▶ _Selected extract_
Introducing escaping to ascii for all log messages seems like it'd be
incredibly invasive, and would remove a lot of worthwhile information. Nor
does it really address the whole scope - consider e.g. the truncation in this
patch, that can't be done correctly by the time send_message_to_server_log()
is reached - just chopping in the middle of a multi-byte string would have
made the string invalidly encoded. And we can't perform encoding conversion
from client data until we've gone further into the authentication process, I
think.

Always escaping ANSI escape codes (or rather the non-printable ascii range) is
more convincing. Then we'd just need to make sure that client controlled data
is properly encoded before handing it over to other parts of the system.

I can see a point in a log_encoding GUC at some point, but it seems a bit
separate from the discussion here.

Greetings,

Andres Freund



Re: [PATCH] Log details for client certificate failures

From
Tom Lane
Date:
Andres Freund <andres@anarazel.de> writes:
> We already have pg_clean_ascii() and use it for application_name, fwiw.

Yeah, we should just use that.  If anyone wants to upgrade the situation
for non-ASCII data later, fixing it for all of these cases at once would
be appropriate.

            regards, tom lane



Re: [PATCH] Log details for client certificate failures

From
Jacob Champion
Date:
On 7/15/22 14:19, Andres Freund wrote:
> On 2022-07-15 14:01:53 -0700, Jacob Champion wrote:
>> On 7/15/22 13:35, Andres Freund wrote:
>>> I don't know, but I don't think not caring at all is a good
>>> option. Particularly for unauthenticated data I'd say that escaping everything
>>> but printable ascii chars is a sensible approach.
>>
>> It'll also be painful for anyone whose infrastructure isn't in a Latin
>> character set... Maybe that's worth the tradeoff for a v1.
> 
> I don't think it's a huge issue, or really avoidable, pre-authentication.
> Don't we require all server-side encodings to be supersets of ascii?

Well, I was going to say that for this feature, where the goal is to
debug a failed certificate chain, having to manually unescape the logged
certificate names if your infrastructure already handled UTF-8 natively
would be a real pain.

But your later point about truncation makes that moot; I forgot that my
patch can truncate in the middle of a UTF-8 sequence, so you're probably
dealing with replacement glyphs anyway. I don't really have a leg to
stand on there.

> We already have pg_clean_ascii() and use it for application_name, fwiw.

That seems much worse than escaping for this particular patch; if your
cert's Common Name is in (non-ASCII) UTF-8 then all you'll see is
"CN=?????????" in the log lines that were supposed to be helping you
root-cause. Escaping would be much more helpful in this case.

>> Is there an acceptable approach that could centralize it, so we fix it
>> once and are done? E.g. a log_encoding GUC and either conversion or
>> escaping in send_message_to_server_log()?
> 
> Introducing escaping to ascii for all log messages seems like it'd be
> incredibly invasive, and would remove a lot of worthwhile information. Nor
> does it really address the whole scope - consider e.g. the truncation in this
> patch, that can't be done correctly by the time send_message_to_server_log()

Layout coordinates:

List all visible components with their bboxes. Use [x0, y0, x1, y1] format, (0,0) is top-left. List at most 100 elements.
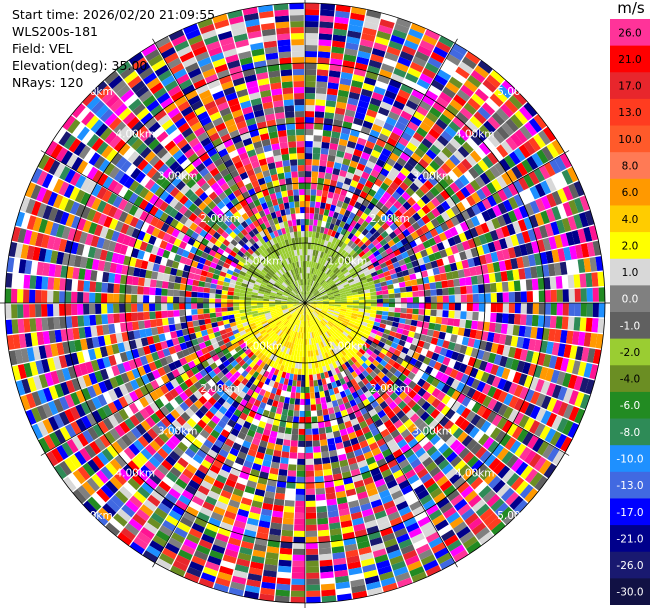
range-gate — [387, 335, 395, 342]
range-gate — [314, 275, 319, 282]
range-gate — [445, 247, 454, 257]
range-gate — [331, 286, 338, 291]
range-gate — [500, 323, 508, 335]
range-gate — [452, 43, 468, 56]
range-gate — [524, 267, 532, 279]
range-gate — [416, 320, 424, 328]
range-gate — [386, 84, 400, 95]
range-gate — [307, 350, 311, 357]
range-gate — [278, 426, 286, 434]
range-gate — [335, 238, 341, 246]
range-gate — [357, 270, 364, 276]
range-gate — [364, 299, 371, 303]
range-gate — [340, 308, 347, 312]
range-gate — [428, 253, 437, 262]
range-gate — [504, 236, 514, 248]
range-gate — [311, 171, 319, 178]
range-gate — [403, 324, 411, 331]
range-gate — [320, 239, 326, 246]
range-gate — [425, 246, 434, 256]
range-gate — [351, 154, 361, 163]
range-gate — [345, 254, 352, 261]
range-gate — [499, 238, 508, 250]
range-gate — [357, 311, 365, 316]
range-gate — [506, 324, 514, 335]
range-gate — [467, 337, 476, 348]
range-gate — [337, 247, 344, 255]
range-gate — [579, 317, 587, 332]
range-gate — [327, 270, 333, 277]
range-gate — [301, 374, 305, 381]
range-gate — [301, 380, 305, 387]
range-gate — [414, 147, 426, 158]
range-gate — [333, 291, 340, 296]
range-gate — [314, 282, 318, 288]
range-gate — [395, 94, 408, 105]
range-gate — [323, 301, 329, 303]
range-gate — [312, 249, 316, 256]
range-gate — [47, 290, 54, 303]
range-gate — [459, 344, 468, 355]
range-gate — [412, 291, 419, 297]
range-gate — [574, 408, 586, 424]
range-gate — [193, 274, 201, 281]
range-gate — [306, 548, 319, 555]
range-gate — [419, 100, 432, 112]
range-gate — [185, 297, 192, 303]
range-gate — [523, 140, 536, 155]
range-gate — [313, 275, 318, 281]
range-gate — [309, 213, 314, 220]
range-gate — [486, 182, 497, 195]
range-gate — [432, 330, 440, 339]
range-gate — [149, 303, 156, 312]
range-gate — [347, 232, 355, 240]
range-gate — [383, 162, 393, 172]
range-gate — [357, 50, 371, 60]
range-gate — [174, 276, 182, 284]
range-gate — [327, 310, 334, 314]
range-gate — [498, 334, 507, 345]
range-gate — [444, 185, 455, 197]
range-gate — [328, 304, 335, 306]
range-gate — [356, 209, 364, 218]
range-gate — [321, 308, 328, 312]
range-gate — [283, 402, 289, 410]
range-gate — [486, 195, 497, 207]
range-gate — [173, 303, 180, 310]
range-gate — [308, 292, 312, 299]
range-gate — [348, 91, 360, 100]
range-gate — [348, 267, 356, 274]
range-gate — [203, 292, 210, 298]
range-gate — [420, 194, 431, 205]
range-gate — [308, 293, 313, 299]
range-gate — [334, 187, 342, 195]
range-gate — [439, 347, 448, 357]
range-gate — [409, 325, 417, 332]
range-gate — [340, 304, 347, 308]
range-gate — [191, 297, 198, 303]
range-gate — [382, 307, 389, 312]
range-gate — [420, 270, 429, 278]
range-gate — [335, 4, 351, 13]
range-gate — [500, 271, 508, 282]
range-gate — [397, 56, 412, 67]
range-gate — [257, 303, 264, 306]
range-gate — [501, 225, 511, 238]
range-gate — [439, 113, 452, 126]
range-gate — [338, 314, 345, 318]
range-gate — [144, 320, 151, 329]
range-gate — [382, 294, 389, 299]
range-gate — [577, 331, 586, 346]
range-gate — [59, 291, 66, 303]
range-gate — [537, 277, 545, 290]
range-gate — [364, 180, 374, 189]
range-gate — [269, 303, 275, 305]
range-gate — [305, 506, 316, 513]
range-gate — [443, 174, 454, 186]
range-gate — [508, 151, 521, 165]
range-gate — [478, 142, 491, 155]
range-gate — [209, 293, 216, 299]
range-gate — [342, 158, 351, 166]
range-gate — [367, 242, 375, 250]
range-gate — [430, 51, 445, 64]
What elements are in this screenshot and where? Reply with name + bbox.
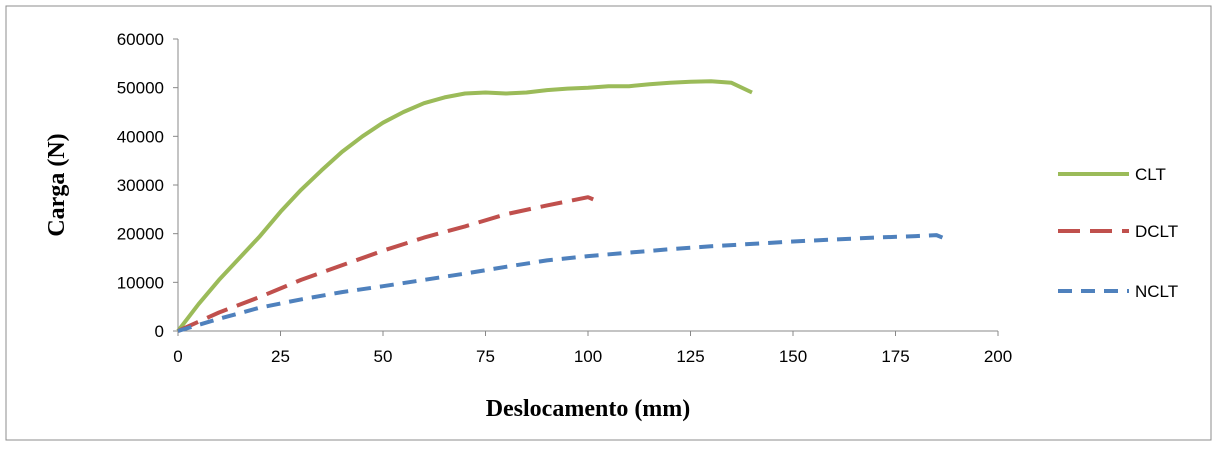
- x-tick-label: 175: [881, 347, 909, 366]
- y-tick-label: 0: [155, 322, 164, 341]
- x-tick-label: 100: [574, 347, 602, 366]
- y-tick-label: 60000: [117, 30, 164, 49]
- legend-label-nclt: NCLT: [1135, 282, 1178, 301]
- y-axis-title: Carga (N): [44, 133, 70, 236]
- x-tick-label: 75: [476, 347, 495, 366]
- x-tick-label: 0: [173, 347, 182, 366]
- x-tick-label: 200: [984, 347, 1012, 366]
- y-tick-label: 30000: [117, 176, 164, 195]
- y-tick-label: 20000: [117, 225, 164, 244]
- legend-label-dclt: DCLT: [1135, 222, 1178, 241]
- legend-label-clt: CLT: [1135, 165, 1166, 184]
- y-tick-label: 50000: [117, 79, 164, 98]
- x-tick-label: 25: [271, 347, 290, 366]
- series-line-dclt: [177, 195, 597, 333]
- y-tick-label: 40000: [117, 127, 164, 146]
- series-line-nclt: [177, 233, 946, 333]
- x-axis-title: Deslocamento (mm): [486, 396, 691, 422]
- x-tick-label: 150: [779, 347, 807, 366]
- x-tick-label: 125: [676, 347, 704, 366]
- x-tick-label: 50: [374, 347, 393, 366]
- y-tick-label: 10000: [117, 273, 164, 292]
- series-line-clt: [176, 79, 753, 333]
- chart-border: [5, 5, 1212, 441]
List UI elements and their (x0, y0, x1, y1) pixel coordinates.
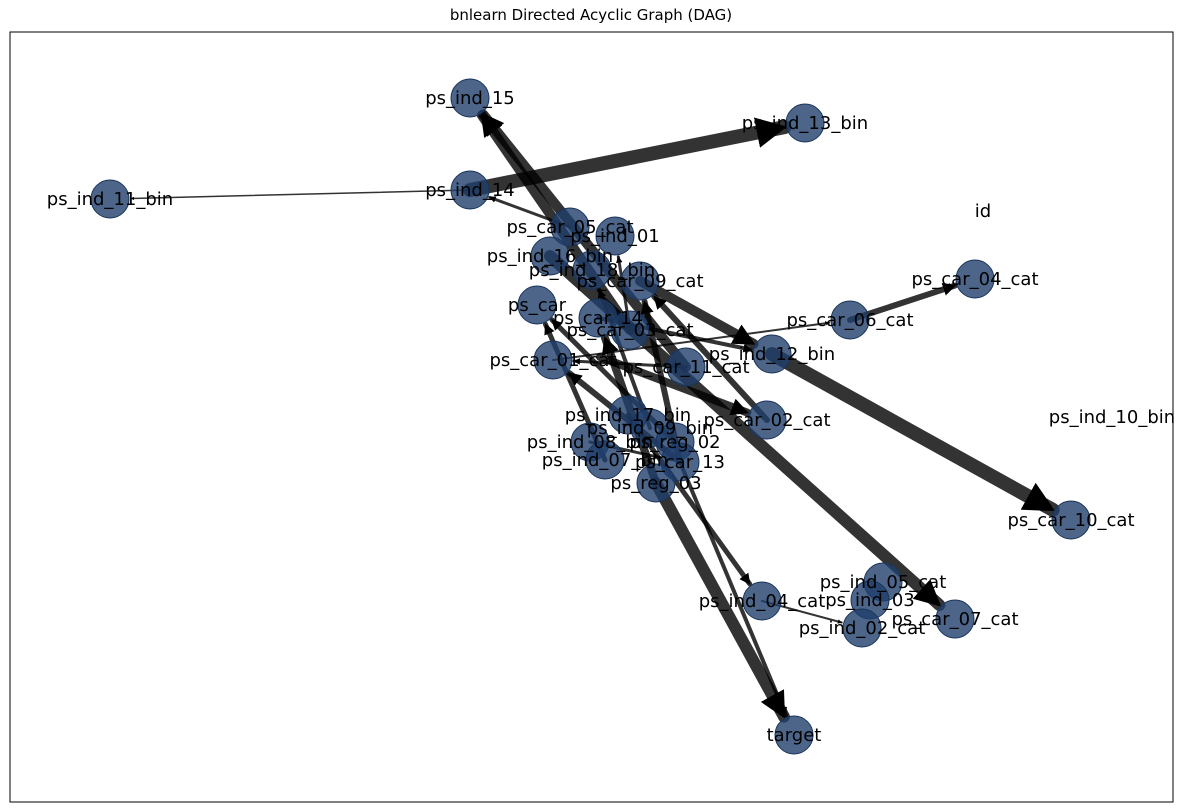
node-ps_ind_12_bin[interactable] (752, 334, 792, 374)
node-label-ps_ind_14: ps_ind_14 (425, 180, 515, 201)
node-target[interactable] (774, 715, 814, 755)
edge-ps_car_13-to-target (678, 460, 788, 718)
node-label-ps_reg_02: ps_reg_02 (629, 432, 720, 453)
edge-ps_reg_03-to-target (650, 477, 790, 723)
node-label-ps_ind_11_bin: ps_ind_11_bin (47, 189, 173, 210)
node-label-ps_car_01_cat: ps_car_01_cat (489, 350, 616, 371)
node-ps_car_03_cat[interactable] (610, 310, 650, 350)
node-label-ps_car_05_cat: ps_car_05_cat (506, 217, 633, 238)
node-label-ps_car_09_cat: ps_car_09_cat (576, 271, 703, 292)
nodes-layer (90, 78, 1091, 755)
node-ps_ind_15[interactable] (450, 78, 490, 118)
edge-ps_car_01-to-ps_car_02_cat (596, 353, 752, 417)
node-label-ps_car_14: ps_car_14 (553, 308, 643, 329)
node-ps_ind_13_bin[interactable] (785, 103, 825, 143)
node-ps_car_01_cat[interactable] (533, 340, 573, 380)
node-ps_ind_04_cat[interactable] (742, 581, 782, 621)
node-label-ps_ind_09_bin: ps_ind_09_bin (587, 418, 713, 439)
node-label-ps_ind_12_bin: ps_ind_12_bin (709, 344, 835, 365)
node-ps_ind_16_bin[interactable] (530, 236, 570, 276)
node-label-ps_ind_01: ps_ind_01 (570, 226, 660, 247)
node-ps_car_06_cat[interactable] (830, 300, 870, 340)
labels-layer: ps_ind_15 ps_ind_13_bin ps_ind_14 ps_ind_11… (47, 88, 1175, 746)
node-label-ps_ind_10_bin: ps_ind_10_bin (1049, 407, 1175, 428)
node-ps_car_04_cat[interactable] (955, 259, 995, 299)
plot-frame (9, 31, 1174, 803)
node-label-ps_car_10_cat: ps_car_10_cat (1007, 510, 1134, 531)
node-label-ps_car_07_cat: ps_car_07_cat (891, 609, 1018, 630)
node-ps_car_02_cat[interactable] (747, 400, 787, 440)
node-label-ps_car_11_cat: ps_car_11_cat (622, 357, 749, 378)
node-label-ps_car_06_cat: ps_car_06_cat (786, 310, 913, 331)
edge-ps_car_09_cat-to-ps_ind_12_bin (635, 276, 759, 349)
node-label-ps_ind_08_bin: ps_ind_08_bin (527, 432, 653, 453)
node-label-ps_ind_15: ps_ind_15 (425, 88, 515, 109)
chart-title: bnlearn Directed Acyclic Graph (DAG) (449, 6, 733, 24)
node-label-ps_ind_17_bin: ps_ind_17_bin (565, 405, 691, 426)
node-label-ps_ind_13_bin: ps_ind_13_bin (742, 113, 868, 134)
edge-ps_car_02_cat-to-ps_car_09_cat (651, 293, 770, 423)
node-label-ps_car_13: ps_car_13 (635, 452, 725, 473)
node-ps_car_11_cat[interactable] (666, 347, 706, 387)
node-ps_car_10_cat[interactable] (1051, 500, 1091, 540)
node-ps_ind_14[interactable] (450, 170, 490, 210)
node-label-ps_ind_18_bin: ps_ind_18_bin (529, 260, 655, 281)
node-label-target: target (767, 725, 822, 746)
node-ps_ind_11_bin[interactable] (90, 179, 130, 219)
node-label-id: id (975, 201, 991, 222)
node-ps_car_09_cat[interactable] (620, 261, 660, 301)
node-ps_ind_02_cat[interactable] (842, 608, 882, 648)
node-label-ps_ind_05_cat: ps_ind_05_cat (820, 572, 947, 593)
node-label-ps_ind_04_cat: ps_ind_04_cat (699, 591, 826, 612)
edge-ps_ind_12_bin-to-ps_car_10_cat (765, 347, 1060, 517)
node-label-ps_ind_02_cat: ps_ind_02_cat (799, 618, 926, 639)
node-label-ps_ind_16_bin: ps_ind_16_bin (487, 246, 613, 267)
node-ps_car_05_cat[interactable] (550, 207, 590, 247)
node-label-ps_car: ps_car (508, 295, 567, 316)
node-label-ps_ind_07_bin: ps_ind_07_bin (542, 450, 668, 471)
node-ps_ind_18_bin[interactable] (572, 250, 612, 290)
node-label-ps_car_02_cat: ps_car_02_cat (703, 410, 830, 431)
edge-ps_ind_14-to-ps_ind_11_bin (130, 189, 471, 201)
node-ps_ind_07_bin[interactable] (585, 440, 625, 480)
node-label-ps_car_04_cat: ps_car_04_cat (911, 269, 1038, 290)
node-ps_ind_01[interactable] (595, 216, 635, 256)
node-ps_reg_03[interactable] (636, 463, 676, 503)
node-label-ps_car_03_cat: ps_car_03_cat (566, 320, 693, 341)
node-ps_car_07_cat[interactable] (935, 599, 975, 639)
node-ps_car[interactable] (517, 285, 557, 325)
node-label-ps_reg_03: ps_reg_03 (610, 473, 701, 494)
node-label-ps_ind_03: ps_ind_03 (825, 590, 915, 611)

▶ _Exercises to complete_
1. In the thread on logging client certificate failures, what does Jacob Champion say a user would see in the log lines if the cert's Common Name is in non-ASCII UTF-8 and pg_clean_ascii() is applied?
2. Carry on the thread on logging client certificate failures from the point where it stops.

▶ _Responses for each task_
1. "CN=?????????"

2.
> is reached - just chopping in the middle of a multi-byte string would have
> made the string invalidly encoded. And we can't perform encoding conversion
> from client data until we've gone further into the authentication process, I
> think.
> 
> Always escaping ANSI escape codes (or rather the non-printable ascii range) is
> more convincing. Then we'd just need to make sure that client controlled data
> is properly encoded before handing it over to other parts of the system.
> 
> I can see a point in a log_encoding GUC at some point, but it seems a bit
> separate from the discussion here.

Fair enough.

--Jacob



Re: [PATCH] Log details for client certificate failures

From
Andres Freund
Date:
Hi,

On 2022-07-15 14:51:38 -0700, Jacob Champion wrote:
> > We already have pg_clean_ascii() and use it for application_name, fwiw.
> 
> That seems much worse than escaping for this particular patch; if your
> cert's Common Name is in (non-ASCII) UTF-8 then all you'll see is
> "CN=?????????" in the log lines that were supposed to be helping you
> root-cause. Escaping would be much more helpful in this case.

I'm doubtful that's all that common. But either way, I suggest a separate
patch to deal with that...

Greetings,

Andres Freund



Re: [PATCH] Log details for client certificate failures

From
Jacob Champion
Date:
On Fri, Jul 15, 2022 at 4:45 PM Andres Freund <andres@anarazel.de> wrote:
> On 2022-07-15 14:51:38 -0700, Jacob Champion wrote:
> > That seems much worse than escaping for this particular patch; if your
> > cert's Common Name is in (non-ASCII) UTF-8 then all you'll see is
> > "CN=?????????" in the log lines that were supposed to be helping you
> > root-cause. Escaping would be much more helpful in this case.
>
> I'm doubtful that's all that common.

Probably not, but the more systems that support it without weird
usability bugs, the more common it will hopefully become.

> But either way, I suggest a separate patch to deal with that...

Proposed fix attached, which uses \x-escaping for bytes outside of
printable ASCII.

Thanks,
--Jacob

Attachment

Re: [PATCH] Log details for client certificate failures

From
Andres Freund
Date:
Hi,

On 2022-07-19 09:07:31 -0700, Jacob Champion wrote:
> On Fri, Jul 15, 2022 at 4:45 PM Andres Freund <andres@anarazel.de> wrote:
> > On 2022-07-15 14:51:38 -0700, Jacob Champion wrote:
> > > That seems much worse than escaping for this particular patch; if your
> > > cert's Common Name is in (non-ASCII) UTF-8 then all you'll see is
> > > "CN=?????????" in the log lines that were supposed to be helping you
> > > root-cause. Escaping would be much more helpful in this case.
> >
> > I'm doubtful that's all that common.
> 
> Probably not, but the more systems that support it without weird
> usability bugs, the more common it will hopefully become.
> 
> > But either way, I suggest a separate patch to deal with that...
> 
> Proposed fix attached, which uses \x-escaping for bytes outside of
> printable ASCII.

I don't think this should be open coded in the ssl part of the code. IMO this
should replace the existing ascii escape function instead. I strongly oppose
open coding this functionality in prepare_cert_name().

Greetings,

Andres Freund



Re: [PATCH] Log details for client certificate failures

From
Jacob Champion
Date:
[resending to list]

On 7/19/22 09:14, Andres Freund wrote:
> IMO this should replace the existing ascii escape function instead.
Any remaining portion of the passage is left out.